Exercise set
a) Translate into Spanish the following sentence from the passage on global server load balancing: "There is no TTL, no per-client answer, and no resolver in the failover path."
b) Extract verbatim the lines of the records, beginning with the first line of the records and stopping after the line that contains "rainfall-axis-label: Rainfall [.in]", with both ends included.

Excerpt to read

=======

So the effective failover time is TTL + resolver_slack + client_cache, and you control only the first term. Realistic DNS-GSLB failover lands in the tens of seconds to a couple of minutes, not milliseconds. Mitigations at this level:

  • Set a short-but-honored TTL (30–60 s) and accept the residual delay.
  • Return multiple A records so a client that already cached the answer can retry the second IP when the first connection fails — client-side failover masks part of the DNS delay.
  • For truly fast failover, move the failover decision off DNS entirely and onto anycast (§6), where a withdrawn BGP route reroutes in seconds without touching any cache.

This TTL-vs-failover-speed trade-off is the defining limitation of DNS-based GSLB, and the main reason anycast exists as an alternative.


6. Style 2 — Anycast-Based GSLB

Anycast flips the model. Instead of handing different IPs to different clients, every PoP advertises the same IP prefix into BGP. The global routing table then contains many equally-valid paths to that prefix, and each router forwards packets toward the PoP that is closest by BGP metrics (AS-path length, local preference, IGP cost). From the client's perspective there is one IP; from the network's perspective there are many origins and it picks the nearest.

flowchart TD C1[Client Europe] --> N[Internet BGP routing] C2[Client US] --> N C3[Client Asia] --> N N -->|nearest path| P1[PoP London 198.51.100.1] N -->|nearest path| P2[PoP Virginia 198.51.100.1] N -->|nearest path| P3[PoP Singapore 198.51.100.1]

The decision that DNS-GSLB makes explicitly (in software, per query) is here made implicitly by the routing fabric, continuously, for every packet. There is no TTL, no per-client answer, and no resolver in the failover path.

Strengths. Failover is fast and cache-free: withdraw the BGP advertisement from a dead PoP and the world reroutes in seconds. Proximity is decided by the network, which already knows real topology. It presents a single stable IP, simplifying client and firewall configuration.

=======

Stored data
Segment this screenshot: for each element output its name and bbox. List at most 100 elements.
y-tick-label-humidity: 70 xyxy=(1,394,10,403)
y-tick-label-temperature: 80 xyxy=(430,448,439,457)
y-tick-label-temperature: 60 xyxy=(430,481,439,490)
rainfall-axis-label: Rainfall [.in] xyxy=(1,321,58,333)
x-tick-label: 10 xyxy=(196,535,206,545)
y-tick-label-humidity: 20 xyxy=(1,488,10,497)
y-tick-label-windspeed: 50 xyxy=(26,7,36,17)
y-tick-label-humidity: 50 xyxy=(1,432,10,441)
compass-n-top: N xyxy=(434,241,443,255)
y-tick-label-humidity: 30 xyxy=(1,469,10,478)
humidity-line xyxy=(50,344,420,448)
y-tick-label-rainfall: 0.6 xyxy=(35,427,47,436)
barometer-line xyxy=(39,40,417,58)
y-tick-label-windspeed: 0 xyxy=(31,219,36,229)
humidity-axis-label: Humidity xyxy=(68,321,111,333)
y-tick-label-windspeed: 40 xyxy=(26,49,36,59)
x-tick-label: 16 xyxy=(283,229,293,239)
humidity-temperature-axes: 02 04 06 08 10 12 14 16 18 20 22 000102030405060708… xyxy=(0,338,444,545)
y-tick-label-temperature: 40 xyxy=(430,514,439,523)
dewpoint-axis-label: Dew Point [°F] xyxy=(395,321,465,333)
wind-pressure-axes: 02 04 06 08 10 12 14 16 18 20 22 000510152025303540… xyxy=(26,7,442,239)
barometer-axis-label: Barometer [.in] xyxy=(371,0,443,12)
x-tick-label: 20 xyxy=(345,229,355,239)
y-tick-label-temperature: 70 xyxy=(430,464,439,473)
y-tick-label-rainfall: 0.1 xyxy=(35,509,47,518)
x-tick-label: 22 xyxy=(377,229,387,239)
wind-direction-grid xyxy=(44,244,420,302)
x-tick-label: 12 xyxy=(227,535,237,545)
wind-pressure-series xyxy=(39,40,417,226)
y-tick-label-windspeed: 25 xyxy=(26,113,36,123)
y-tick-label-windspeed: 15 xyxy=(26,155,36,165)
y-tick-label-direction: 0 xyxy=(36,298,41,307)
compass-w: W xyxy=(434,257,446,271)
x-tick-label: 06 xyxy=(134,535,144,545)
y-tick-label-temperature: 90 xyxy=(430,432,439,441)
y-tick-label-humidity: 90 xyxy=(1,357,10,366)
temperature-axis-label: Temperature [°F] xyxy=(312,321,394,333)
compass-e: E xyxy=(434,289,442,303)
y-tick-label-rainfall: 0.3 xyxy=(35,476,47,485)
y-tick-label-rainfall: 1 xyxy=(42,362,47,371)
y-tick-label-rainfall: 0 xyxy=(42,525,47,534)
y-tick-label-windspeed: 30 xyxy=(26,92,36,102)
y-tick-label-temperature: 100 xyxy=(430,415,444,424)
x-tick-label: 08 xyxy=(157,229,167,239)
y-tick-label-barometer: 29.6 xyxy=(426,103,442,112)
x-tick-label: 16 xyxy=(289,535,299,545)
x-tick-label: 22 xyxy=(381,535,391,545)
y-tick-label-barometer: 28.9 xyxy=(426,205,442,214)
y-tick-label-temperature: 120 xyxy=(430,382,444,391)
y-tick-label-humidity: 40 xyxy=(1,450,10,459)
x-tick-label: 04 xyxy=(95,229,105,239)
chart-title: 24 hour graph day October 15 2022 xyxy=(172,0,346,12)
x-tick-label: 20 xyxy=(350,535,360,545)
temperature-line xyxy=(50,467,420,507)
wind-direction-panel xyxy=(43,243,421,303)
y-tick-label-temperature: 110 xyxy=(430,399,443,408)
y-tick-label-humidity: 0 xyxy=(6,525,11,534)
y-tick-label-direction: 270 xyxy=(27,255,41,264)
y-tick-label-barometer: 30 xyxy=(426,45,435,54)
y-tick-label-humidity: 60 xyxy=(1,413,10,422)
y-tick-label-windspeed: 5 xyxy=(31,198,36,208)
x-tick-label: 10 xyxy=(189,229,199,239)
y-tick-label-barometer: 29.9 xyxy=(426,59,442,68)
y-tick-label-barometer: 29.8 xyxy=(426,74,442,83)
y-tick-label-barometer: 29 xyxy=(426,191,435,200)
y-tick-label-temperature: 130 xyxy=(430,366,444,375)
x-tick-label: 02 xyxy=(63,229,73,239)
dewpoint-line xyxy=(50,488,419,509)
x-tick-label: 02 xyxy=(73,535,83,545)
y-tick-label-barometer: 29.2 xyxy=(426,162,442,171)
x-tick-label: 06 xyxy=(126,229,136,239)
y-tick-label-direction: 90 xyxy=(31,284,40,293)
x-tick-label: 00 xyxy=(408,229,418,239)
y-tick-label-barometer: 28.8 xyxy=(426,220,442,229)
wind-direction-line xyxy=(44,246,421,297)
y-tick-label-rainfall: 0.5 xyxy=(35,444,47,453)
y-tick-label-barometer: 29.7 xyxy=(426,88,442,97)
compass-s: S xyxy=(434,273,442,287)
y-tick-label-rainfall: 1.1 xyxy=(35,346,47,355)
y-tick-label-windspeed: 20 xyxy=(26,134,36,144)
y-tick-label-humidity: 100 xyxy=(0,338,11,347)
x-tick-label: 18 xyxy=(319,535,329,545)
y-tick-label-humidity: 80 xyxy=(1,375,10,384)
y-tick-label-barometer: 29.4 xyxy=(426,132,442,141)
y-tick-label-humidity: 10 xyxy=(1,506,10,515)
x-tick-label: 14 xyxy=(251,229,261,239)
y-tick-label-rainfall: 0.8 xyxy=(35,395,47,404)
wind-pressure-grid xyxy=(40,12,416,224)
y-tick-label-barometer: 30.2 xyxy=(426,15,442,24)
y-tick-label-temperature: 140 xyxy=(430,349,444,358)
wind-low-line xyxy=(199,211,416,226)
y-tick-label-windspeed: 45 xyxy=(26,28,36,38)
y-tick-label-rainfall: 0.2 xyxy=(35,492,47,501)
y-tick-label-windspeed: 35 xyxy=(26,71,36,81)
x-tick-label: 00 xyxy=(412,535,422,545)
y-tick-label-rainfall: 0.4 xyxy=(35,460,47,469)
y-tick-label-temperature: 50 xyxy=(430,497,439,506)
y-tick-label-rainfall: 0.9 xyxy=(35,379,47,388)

=======

Final results
a) No hay TTL, ni respuesta por cliente, ni resolutor en la ruta de conmutación por error.

b)
Segment this screenshot: for each element output its name and bbox. List at most 100 elements.
y-tick-label-humidity: 70 xyxy=(1,394,10,403)
y-tick-label-temperature: 80 xyxy=(430,448,439,457)
y-tick-label-temperature: 60 xyxy=(430,481,439,490)
rainfall-axis-label: Rainfall [.in] xyxy=(1,321,58,333)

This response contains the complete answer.